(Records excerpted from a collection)
%%
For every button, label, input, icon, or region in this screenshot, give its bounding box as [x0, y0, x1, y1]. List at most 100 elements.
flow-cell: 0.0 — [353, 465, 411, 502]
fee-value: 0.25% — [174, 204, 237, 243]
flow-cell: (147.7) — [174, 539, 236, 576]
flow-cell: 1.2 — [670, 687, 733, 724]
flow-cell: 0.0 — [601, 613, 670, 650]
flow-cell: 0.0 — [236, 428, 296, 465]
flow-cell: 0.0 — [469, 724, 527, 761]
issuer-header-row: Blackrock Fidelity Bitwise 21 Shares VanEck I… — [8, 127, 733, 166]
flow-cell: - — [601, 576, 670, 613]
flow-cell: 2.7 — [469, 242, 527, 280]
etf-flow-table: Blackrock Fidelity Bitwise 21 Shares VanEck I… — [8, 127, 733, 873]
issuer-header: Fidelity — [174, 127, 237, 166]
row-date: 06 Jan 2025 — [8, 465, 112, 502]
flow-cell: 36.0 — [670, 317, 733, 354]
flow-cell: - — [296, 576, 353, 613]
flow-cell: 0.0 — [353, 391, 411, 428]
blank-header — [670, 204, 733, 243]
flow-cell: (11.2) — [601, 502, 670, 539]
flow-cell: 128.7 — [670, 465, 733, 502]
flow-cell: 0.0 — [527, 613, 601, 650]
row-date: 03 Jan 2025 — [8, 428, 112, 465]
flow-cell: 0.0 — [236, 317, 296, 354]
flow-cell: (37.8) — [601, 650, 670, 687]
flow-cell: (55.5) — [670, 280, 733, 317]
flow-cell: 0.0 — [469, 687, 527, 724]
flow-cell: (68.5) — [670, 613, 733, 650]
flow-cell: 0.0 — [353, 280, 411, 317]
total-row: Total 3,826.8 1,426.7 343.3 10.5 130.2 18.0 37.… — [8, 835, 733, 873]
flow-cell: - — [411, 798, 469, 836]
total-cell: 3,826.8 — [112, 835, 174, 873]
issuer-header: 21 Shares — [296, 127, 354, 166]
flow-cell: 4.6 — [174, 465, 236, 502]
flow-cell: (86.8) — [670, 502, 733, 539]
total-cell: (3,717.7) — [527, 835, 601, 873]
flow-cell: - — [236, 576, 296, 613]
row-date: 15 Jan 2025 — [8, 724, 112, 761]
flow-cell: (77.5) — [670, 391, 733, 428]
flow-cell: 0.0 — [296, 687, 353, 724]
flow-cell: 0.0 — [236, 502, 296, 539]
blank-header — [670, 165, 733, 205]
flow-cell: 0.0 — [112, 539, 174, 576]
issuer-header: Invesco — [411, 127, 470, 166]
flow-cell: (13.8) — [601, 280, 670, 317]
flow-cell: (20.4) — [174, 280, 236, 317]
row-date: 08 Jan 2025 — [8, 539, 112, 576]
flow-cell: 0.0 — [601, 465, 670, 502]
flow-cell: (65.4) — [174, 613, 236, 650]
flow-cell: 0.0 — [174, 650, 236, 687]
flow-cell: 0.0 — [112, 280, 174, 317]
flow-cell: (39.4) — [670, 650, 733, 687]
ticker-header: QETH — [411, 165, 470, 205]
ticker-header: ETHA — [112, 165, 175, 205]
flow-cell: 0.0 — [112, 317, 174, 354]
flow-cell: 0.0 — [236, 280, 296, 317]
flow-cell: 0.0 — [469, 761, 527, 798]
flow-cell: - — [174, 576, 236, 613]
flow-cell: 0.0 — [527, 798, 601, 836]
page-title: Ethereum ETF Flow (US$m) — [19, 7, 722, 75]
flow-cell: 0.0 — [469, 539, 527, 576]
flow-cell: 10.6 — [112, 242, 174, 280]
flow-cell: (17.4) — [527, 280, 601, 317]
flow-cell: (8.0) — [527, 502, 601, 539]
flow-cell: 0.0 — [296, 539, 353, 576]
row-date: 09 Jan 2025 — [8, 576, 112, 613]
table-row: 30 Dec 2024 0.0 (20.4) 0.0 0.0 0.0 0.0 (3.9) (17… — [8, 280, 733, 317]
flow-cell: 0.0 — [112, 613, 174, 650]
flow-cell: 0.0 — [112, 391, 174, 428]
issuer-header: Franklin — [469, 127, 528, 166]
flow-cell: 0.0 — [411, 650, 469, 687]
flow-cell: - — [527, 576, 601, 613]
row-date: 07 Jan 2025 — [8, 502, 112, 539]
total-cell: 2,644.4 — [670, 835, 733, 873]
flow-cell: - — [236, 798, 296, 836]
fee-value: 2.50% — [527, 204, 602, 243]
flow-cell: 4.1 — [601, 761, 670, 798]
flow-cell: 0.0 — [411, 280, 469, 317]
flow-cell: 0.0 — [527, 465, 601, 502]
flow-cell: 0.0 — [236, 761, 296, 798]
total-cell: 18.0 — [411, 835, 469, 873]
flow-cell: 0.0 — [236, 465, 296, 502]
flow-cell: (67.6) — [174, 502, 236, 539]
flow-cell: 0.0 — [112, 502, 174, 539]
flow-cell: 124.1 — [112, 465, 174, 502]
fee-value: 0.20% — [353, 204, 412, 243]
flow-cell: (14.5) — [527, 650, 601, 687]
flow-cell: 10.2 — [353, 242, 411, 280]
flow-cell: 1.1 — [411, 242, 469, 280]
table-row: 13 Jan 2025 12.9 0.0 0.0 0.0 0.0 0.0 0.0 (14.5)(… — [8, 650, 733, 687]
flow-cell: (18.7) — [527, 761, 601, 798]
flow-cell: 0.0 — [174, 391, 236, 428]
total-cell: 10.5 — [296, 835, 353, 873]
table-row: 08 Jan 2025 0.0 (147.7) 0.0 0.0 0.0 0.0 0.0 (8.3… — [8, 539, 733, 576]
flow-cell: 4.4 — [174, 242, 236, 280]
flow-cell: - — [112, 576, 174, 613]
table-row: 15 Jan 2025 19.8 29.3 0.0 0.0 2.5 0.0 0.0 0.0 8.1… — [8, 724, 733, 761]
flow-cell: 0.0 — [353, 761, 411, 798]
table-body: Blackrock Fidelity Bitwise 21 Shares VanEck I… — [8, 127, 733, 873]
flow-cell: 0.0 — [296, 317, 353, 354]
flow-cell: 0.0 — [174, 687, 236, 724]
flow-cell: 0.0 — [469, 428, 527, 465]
%%
◆ **Instructions to follow**: Please pick out each line in the rows above that contains the string "issuer" and copy it in full.

◆ **Expected answer**:
issuer-header-row: Blackrock Fidelity Bitwise 21 Shares VanEck I… — [8, 127, 733, 166]
issuer-header: Fidelity — [174, 127, 237, 166]
issuer-header: 21 Shares — [296, 127, 354, 166]
issuer-header: Invesco — [411, 127, 470, 166]
issuer-header: Franklin — [469, 127, 528, 166]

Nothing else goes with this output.